__THE REQUEST__. Produce an exact copy of all the records.

Stored data entries:
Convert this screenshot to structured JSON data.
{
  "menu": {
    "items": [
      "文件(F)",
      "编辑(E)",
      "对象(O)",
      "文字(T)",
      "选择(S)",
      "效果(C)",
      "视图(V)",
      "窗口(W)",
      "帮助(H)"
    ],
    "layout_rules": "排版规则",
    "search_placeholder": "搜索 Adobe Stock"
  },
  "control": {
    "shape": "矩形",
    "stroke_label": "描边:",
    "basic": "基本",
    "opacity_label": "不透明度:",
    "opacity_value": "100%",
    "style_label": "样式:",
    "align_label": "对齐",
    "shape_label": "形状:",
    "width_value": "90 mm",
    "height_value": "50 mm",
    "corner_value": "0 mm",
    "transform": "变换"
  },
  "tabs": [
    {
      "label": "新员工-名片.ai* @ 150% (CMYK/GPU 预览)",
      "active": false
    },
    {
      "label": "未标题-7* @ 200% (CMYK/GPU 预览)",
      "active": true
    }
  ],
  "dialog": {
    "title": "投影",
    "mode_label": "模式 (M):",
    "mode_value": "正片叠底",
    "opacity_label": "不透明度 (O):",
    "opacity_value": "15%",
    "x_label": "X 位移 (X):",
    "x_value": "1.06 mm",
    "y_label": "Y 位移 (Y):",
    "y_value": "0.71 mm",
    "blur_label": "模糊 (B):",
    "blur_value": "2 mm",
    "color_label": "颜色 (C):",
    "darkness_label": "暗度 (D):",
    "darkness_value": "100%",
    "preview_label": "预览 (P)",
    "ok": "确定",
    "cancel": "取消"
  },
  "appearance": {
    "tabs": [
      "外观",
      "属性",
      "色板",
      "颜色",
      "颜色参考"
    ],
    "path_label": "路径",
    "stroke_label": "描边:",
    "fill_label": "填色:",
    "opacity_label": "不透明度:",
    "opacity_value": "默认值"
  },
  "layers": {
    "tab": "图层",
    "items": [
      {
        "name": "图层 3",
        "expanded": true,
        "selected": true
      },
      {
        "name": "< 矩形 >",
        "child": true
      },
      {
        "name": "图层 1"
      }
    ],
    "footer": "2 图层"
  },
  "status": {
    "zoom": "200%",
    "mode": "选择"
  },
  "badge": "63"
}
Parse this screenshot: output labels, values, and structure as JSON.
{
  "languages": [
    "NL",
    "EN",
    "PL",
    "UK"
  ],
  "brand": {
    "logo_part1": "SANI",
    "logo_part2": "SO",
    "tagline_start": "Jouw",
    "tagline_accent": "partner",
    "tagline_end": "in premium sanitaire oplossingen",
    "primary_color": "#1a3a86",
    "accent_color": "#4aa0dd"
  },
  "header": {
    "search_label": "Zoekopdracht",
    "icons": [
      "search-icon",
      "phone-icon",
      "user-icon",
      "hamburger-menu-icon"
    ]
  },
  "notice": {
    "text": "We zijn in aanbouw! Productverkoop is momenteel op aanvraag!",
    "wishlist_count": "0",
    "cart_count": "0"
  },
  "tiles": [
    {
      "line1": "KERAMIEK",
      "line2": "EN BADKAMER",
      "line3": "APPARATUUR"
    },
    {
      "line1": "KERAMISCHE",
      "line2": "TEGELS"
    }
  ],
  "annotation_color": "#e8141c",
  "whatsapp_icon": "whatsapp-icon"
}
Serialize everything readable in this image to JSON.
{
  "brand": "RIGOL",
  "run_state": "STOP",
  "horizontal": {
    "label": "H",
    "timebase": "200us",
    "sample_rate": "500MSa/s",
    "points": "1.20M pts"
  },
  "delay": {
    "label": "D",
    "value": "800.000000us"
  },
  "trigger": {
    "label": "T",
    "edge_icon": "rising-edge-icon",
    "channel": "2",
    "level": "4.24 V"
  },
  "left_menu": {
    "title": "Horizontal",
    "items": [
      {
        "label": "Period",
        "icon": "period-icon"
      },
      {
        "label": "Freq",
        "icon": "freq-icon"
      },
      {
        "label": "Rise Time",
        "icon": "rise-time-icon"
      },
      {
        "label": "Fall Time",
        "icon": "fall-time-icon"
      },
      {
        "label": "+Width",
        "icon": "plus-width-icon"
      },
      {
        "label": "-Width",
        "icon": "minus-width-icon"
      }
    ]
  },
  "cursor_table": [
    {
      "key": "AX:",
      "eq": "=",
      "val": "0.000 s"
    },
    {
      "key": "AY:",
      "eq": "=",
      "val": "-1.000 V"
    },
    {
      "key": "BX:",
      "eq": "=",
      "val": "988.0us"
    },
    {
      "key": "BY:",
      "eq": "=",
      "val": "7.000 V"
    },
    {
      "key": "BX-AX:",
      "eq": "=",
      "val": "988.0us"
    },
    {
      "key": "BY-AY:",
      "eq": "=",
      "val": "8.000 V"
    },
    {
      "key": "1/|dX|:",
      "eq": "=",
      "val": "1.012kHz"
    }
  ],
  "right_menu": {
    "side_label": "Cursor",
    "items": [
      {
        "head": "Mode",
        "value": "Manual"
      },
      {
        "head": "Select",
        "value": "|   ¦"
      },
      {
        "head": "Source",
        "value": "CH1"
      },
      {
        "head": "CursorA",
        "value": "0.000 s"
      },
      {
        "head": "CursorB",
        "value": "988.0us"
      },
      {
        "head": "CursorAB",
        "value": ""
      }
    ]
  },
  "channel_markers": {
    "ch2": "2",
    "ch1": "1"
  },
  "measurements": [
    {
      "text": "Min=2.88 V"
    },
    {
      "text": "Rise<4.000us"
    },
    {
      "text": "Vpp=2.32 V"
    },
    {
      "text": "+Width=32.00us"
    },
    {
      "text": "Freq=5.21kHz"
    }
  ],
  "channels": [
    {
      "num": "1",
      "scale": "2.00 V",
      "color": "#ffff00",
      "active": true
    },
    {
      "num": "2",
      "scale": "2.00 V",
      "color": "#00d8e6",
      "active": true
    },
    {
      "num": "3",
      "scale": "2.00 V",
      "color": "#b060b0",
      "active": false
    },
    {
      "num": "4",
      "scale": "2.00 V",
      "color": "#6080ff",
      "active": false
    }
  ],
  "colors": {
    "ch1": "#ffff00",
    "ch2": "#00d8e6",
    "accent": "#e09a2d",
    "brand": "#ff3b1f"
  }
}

__SOLUTION BELOW__.
Convert this screenshot to structured JSON data.
{
  "menu": {
    "items": [
      "文件(F)",
      "编辑(E)",
      "对象(O)",
      "文字(T)",
      "选择(S)",
      "效果(C)",
      "视图(V)",
      "窗口(W)",
      "帮助(H)"
    ],
    "layout_rules": "排版规则",
    "search_placeholder": "搜索 Adobe Stock"
  },
  "control": {
    "shape": "矩形",
    "stroke_label": "描边:",
    "basic": "基本",
    "opacity_label": "不透明度:",
    "opacity_value": "100%",
    "style_label": "样式:",
    "align_label": "对齐",
    "shape_label": "形状:",
    "width_value": "90 mm",
    "height_value": "50 mm",
    "corner_value": "0 mm",
    "transform": "变换"
  },
  "tabs": [
    {
      "label": "新员工-名片.ai* @ 150% (CMYK/GPU 预览)",
      "active": false
    },
    {
      "label": "未标题-7* @ 200% (CMYK/GPU 预览)",
      "active": true
    }
  ],
  "dialog": {
    "title": "投影",
    "mode_label": "模式 (M):",
    "mode_value": "正片叠底",
    "opacity_label": "不透明度 (O):",
    "opacity_value": "15%",
    "x_label": "X 位移 (X):",
    "x_value": "1.06 mm",
    "y_label": "Y 位移 (Y):",
    "y_value": "0.71 mm",
    "blur_label": "模糊 (B):",
    "blur_value": "2 mm",
    "color_label": "颜色 (C):",
    "darkness_label": "暗度 (D):",
    "darkness_value": "100%",
    "preview_label": "预览 (P)",
    "ok": "确定",
    "cancel": "取消"
  },
  "appearance": {
    "tabs": [
      "外观",
      "属性",
      "色板",
      "颜色",
      "颜色参考"
    ],
    "path_label": "路径",
    "stroke_label": "描边:",
    "fill_label": "填色:",
    "opacity_label": "不透明度:",
    "opacity_value": "默认值"
  },
  "layers": {
    "tab": "图层",
    "items": [
      {
        "name": "图层 3",
        "expanded": true,
        "selected": true
      },
      {
        "name": "< 矩形 >",
        "child": true
      },
      {
        "name": "图层 1"
      }
    ],
    "footer": "2 图层"
  },
  "status": {
    "zoom": "200%",
    "mode": "选择"
  },
  "badge": "63"
}
Parse this screenshot: output labels, values, and structure as JSON.
{
  "languages": [
    "NL",
    "EN",
    "PL",
    "UK"
  ],
  "brand": {
    "logo_part1": "SANI",
    "logo_part2": "SO",
    "tagline_start": "Jouw",
    "tagline_accent": "partner",
    "tagline_end": "in premium sanitaire oplossingen",
    "primary_color": "#1a3a86",
    "accent_color": "#4aa0dd"
  },
  "header": {
    "search_label": "Zoekopdracht",
    "icons": [
      "search-icon",
      "phone-icon",
      "user-icon",
      "hamburger-menu-icon"
    ]
  },
  "notice": {
    "text": "We zijn in aanbouw! Productverkoop is momenteel op aanvraag!",
    "wishlist_count": "0",
    "cart_count": "0"
  },
  "tiles": [
    {
      "line1": "KERAMIEK",
      "line2": "EN BADKAMER",
      "line3": "APPARATUUR"
    },
    {
      "line1": "KERAMISCHE",
      "line2": "TEGELS"
    }
  ],
  "annotation_color": "#e8141c",
  "whatsapp_icon": "whatsapp-icon"
}
Serialize everything readable in this image to JSON.
{
  "brand": "RIGOL",
  "run_state": "STOP",
  "horizontal": {
    "label": "H",
    "timebase": "200us",
    "sample_rate": "500MSa/s",
    "points": "1.20M pts"
  },
  "delay": {
    "label": "D",
    "value": "800.000000us"
  },
  "trigger": {
    "label": "T",
    "edge_icon": "rising-edge-icon",
    "channel": "2",
    "level": "4.24 V"
  },
  "left_menu": {
    "title": "Horizontal",
    "items": [
      {
        "label": "Period",
        "icon": "period-icon"
      },
      {
        "label": "Freq",
        "icon": "freq-icon"
      },
      {
        "label": "Rise Time",
        "icon": "rise-time-icon"
      },
      {
        "label": "Fall Time",
        "icon": "fall-time-icon"
      },
      {
        "label": "+Width",
        "icon": "plus-width-icon"
      },
      {
        "label": "-Width",
        "icon": "minus-width-icon"
      }
    ]
  },
  "cursor_table": [
    {
      "key": "AX:",
      "eq": "=",
      "val": "0.000 s"
    },
    {
      "key": "AY:",
      "eq": "=",
      "val": "-1.000 V"
    },
    {
      "key": "BX:",
      "eq": "=",
      "val": "988.0us"
    },
    {
      "key": "BY:",
      "eq": "=",
      "val": "7.000 V"
    },
    {
      "key": "BX-AX:",
      "eq": "=",
      "val": "988.0us"
    },
    {
      "key": "BY-AY:",
      "eq": "=",
      "val": "8.000 V"
    },
    {
      "key": "1/|dX|:",
      "eq": "=",
      "val": "1.012kHz"
    }
  ],
  "right_menu": {
    "side_label": "Cursor",
    "items": [
      {
        "head": "Mode",
        "value": "Manual"
      },
      {
        "head": "Select",
        "value": "|   ¦"
      },
      {
        "head": "Source",
        "value": "CH1"
      },
      {
        "head": "CursorA",
        "value": "0.000 s"
      },
      {
        "head": "CursorB",
        "value": "988.0us"
      },
      {
        "head": "CursorAB",
        "value": ""
      }
    ]
  },
  "channel_markers": {
    "ch2": "2",
    "ch1": "1"
  },
  "measurements": [
    {
      "text": "Min=2.88 V"
    },
    {
      "text": "Rise<4.000us"
    },
    {
      "text": "Vpp=2.32 V"
    },
    {
      "text": "+Width=32.00us"
    },
    {
      "text": "Freq=5.21kHz"
    }
  ],
  "channels": [
    {
      "num": "1",
      "scale": "2.00 V",
      "color": "#ffff00",
      "active": true
    },
    {
      "num": "2",
      "scale": "2.00 V",
      "color": "#00d8e6",
      "active": true
    },
    {
      "num": "3",
      "scale": "2.00 V",
      "color": "#b060b0",
      "active": false
    },
    {
      "num": "4",
      "scale": "2.00 V",
      "color": "#6080ff",
      "active": false
    }
  ],
  "colors": {
    "ch1": "#ffff00",
    "ch2": "#00d8e6",
    "accent": "#e09a2d",
    "brand": "#ff3b1f"
  }
}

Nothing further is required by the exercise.